* start ENTRIES SUPPLIED *
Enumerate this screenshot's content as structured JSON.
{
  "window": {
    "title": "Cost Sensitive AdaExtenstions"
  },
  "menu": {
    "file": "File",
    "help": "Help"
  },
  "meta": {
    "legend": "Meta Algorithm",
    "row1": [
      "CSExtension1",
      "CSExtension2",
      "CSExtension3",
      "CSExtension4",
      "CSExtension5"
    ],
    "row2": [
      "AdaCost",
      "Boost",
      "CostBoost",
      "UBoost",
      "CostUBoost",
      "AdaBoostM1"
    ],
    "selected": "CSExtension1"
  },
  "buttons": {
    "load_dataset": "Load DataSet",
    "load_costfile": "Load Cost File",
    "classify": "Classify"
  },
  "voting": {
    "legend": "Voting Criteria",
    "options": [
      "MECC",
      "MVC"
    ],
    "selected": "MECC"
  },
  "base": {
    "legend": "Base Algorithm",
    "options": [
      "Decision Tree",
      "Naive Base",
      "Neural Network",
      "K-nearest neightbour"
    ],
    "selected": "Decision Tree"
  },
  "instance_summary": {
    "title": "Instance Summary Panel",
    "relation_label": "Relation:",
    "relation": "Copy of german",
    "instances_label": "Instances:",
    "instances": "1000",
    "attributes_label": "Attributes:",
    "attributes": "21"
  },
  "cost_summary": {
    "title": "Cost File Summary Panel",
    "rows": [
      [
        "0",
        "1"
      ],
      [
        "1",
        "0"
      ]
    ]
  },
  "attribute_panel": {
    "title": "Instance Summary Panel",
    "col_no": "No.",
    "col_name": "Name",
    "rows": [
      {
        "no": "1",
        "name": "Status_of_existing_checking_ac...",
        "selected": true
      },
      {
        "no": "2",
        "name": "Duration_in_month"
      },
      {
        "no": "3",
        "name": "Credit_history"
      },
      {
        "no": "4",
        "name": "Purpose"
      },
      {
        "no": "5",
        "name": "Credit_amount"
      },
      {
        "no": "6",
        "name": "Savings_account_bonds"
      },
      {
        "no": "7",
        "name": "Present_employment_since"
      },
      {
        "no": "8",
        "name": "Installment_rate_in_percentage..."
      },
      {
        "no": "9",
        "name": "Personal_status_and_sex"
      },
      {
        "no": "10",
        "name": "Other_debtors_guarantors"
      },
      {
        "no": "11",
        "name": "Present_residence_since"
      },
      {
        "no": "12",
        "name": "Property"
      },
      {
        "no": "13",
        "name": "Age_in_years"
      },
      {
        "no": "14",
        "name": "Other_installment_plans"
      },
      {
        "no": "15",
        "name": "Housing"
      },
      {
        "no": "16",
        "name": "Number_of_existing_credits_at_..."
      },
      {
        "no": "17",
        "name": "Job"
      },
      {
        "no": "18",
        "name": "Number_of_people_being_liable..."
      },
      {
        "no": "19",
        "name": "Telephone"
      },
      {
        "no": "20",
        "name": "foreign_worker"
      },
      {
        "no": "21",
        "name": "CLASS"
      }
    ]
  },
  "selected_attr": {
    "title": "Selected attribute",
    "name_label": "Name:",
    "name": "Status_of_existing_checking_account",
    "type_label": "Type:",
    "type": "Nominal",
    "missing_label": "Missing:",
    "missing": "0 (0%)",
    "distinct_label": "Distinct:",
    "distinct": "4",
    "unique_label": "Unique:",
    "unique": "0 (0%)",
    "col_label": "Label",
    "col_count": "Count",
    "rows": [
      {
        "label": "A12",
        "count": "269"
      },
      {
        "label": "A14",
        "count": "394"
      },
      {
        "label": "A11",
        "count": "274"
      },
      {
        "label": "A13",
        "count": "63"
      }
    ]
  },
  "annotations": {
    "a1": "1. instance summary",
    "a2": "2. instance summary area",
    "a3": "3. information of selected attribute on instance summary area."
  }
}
* end ENTRIES SUPPLIED *
* _WHAT THE TASK REQUIRES_
Return all of the above records exactly, leaving no line out.

* _WRITTEN SOLUTION_
Enumerate this screenshot's content as structured JSON.
{
  "window": {
    "title": "Cost Sensitive AdaExtenstions"
  },
  "menu": {
    "file": "File",
    "help": "Help"
  },
  "meta": {
    "legend": "Meta Algorithm",
    "row1": [
      "CSExtension1",
      "CSExtension2",
      "CSExtension3",
      "CSExtension4",
      "CSExtension5"
    ],
    "row2": [
      "AdaCost",
      "Boost",
      "CostBoost",
      "UBoost",
      "CostUBoost",
      "AdaBoostM1"
    ],
    "selected": "CSExtension1"
  },
  "buttons": {
    "load_dataset": "Load DataSet",
    "load_costfile": "Load Cost File",
    "classify": "Classify"
  },
  "voting": {
    "legend": "Voting Criteria",
    "options": [
      "MECC",
      "MVC"
    ],
    "selected": "MECC"
  },
  "base": {
    "legend": "Base Algorithm",
    "options": [
      "Decision Tree",
      "Naive Base",
      "Neural Network",
      "K-nearest neightbour"
    ],
    "selected": "Decision Tree"
  },
  "instance_summary": {
    "title": "Instance Summary Panel",
    "relation_label": "Relation:",
    "relation": "Copy of german",
    "instances_label": "Instances:",
    "instances": "1000",
    "attributes_label": "Attributes:",
    "attributes": "21"
  },
  "cost_summary": {
    "title": "Cost File Summary Panel",
    "rows": [
      [
        "0",
        "1"
      ],
      [
        "1",
        "0"
      ]
    ]
  },
  "attribute_panel": {
    "title": "Instance Summary Panel",
    "col_no": "No.",
    "col_name": "Name",
    "rows": [
      {
        "no": "1",
        "name": "Status_of_existing_checking_ac...",
        "selected": true
      },
      {
        "no": "2",
        "name": "Duration_in_month"
      },
      {
        "no": "3",
        "name": "Credit_history"
      },
      {
        "no": "4",
        "name": "Purpose"
      },
      {
        "no": "5",
        "name": "Credit_amount"
      },
      {
        "no": "6",
        "name": "Savings_account_bonds"
      },
      {
        "no": "7",
        "name": "Present_employment_since"
      },
      {
        "no": "8",
        "name": "Installment_rate_in_percentage..."
      },
      {
        "no": "9",
        "name": "Personal_status_and_sex"
      },
      {
        "no": "10",
        "name": "Other_debtors_guarantors"
      },
      {
        "no": "11",
        "name": "Present_residence_since"
      },
      {
        "no": "12",
        "name": "Property"
      },
      {
        "no": "13",
        "name": "Age_in_years"
      },
      {
        "no": "14",
        "name": "Other_installment_plans"
      },
      {
        "no": "15",
        "name": "Housing"
      },
      {
        "no": "16",
        "name": "Number_of_existing_credits_at_..."
      },
      {
        "no": "17",
        "name": "Job"
      },
      {
        "no": "18",
        "name": "Number_of_people_being_liable..."
      },
      {
        "no": "19",
        "name": "Telephone"
      },
      {
        "no": "20",
        "name": "foreign_worker"
      },
      {
        "no": "21",
        "name": "CLASS"
      }
    ]
  },
  "selected_attr": {
    "title": "Selected attribute",
    "name_label": "Name:",
    "name": "Status_of_existing_checking_account",
    "type_label": "Type:",
    "type": "Nominal",
    "missing_label": "Missing:",
    "missing": "0 (0%)",
    "distinct_label": "Distinct:",
    "distinct": "4",
    "unique_label": "Unique:",
    "unique": "0 (0%)",
    "col_label": "Label",
    "col_count": "Count",
    "rows": [
      {
        "label": "A12",
        "count": "269"
      },
      {
        "label": "A14",
        "count": "394"
      },
      {
        "label": "A11",
        "count": "274"
      },
      {
        "label": "A13",
        "count": "63"
      }
    ]
  },
  "annotations": {
    "a1": "1. instance summary",
    "a2": "2. instance summary area",
    "a3": "3. information of selected attribute on instance summary area."
  }
}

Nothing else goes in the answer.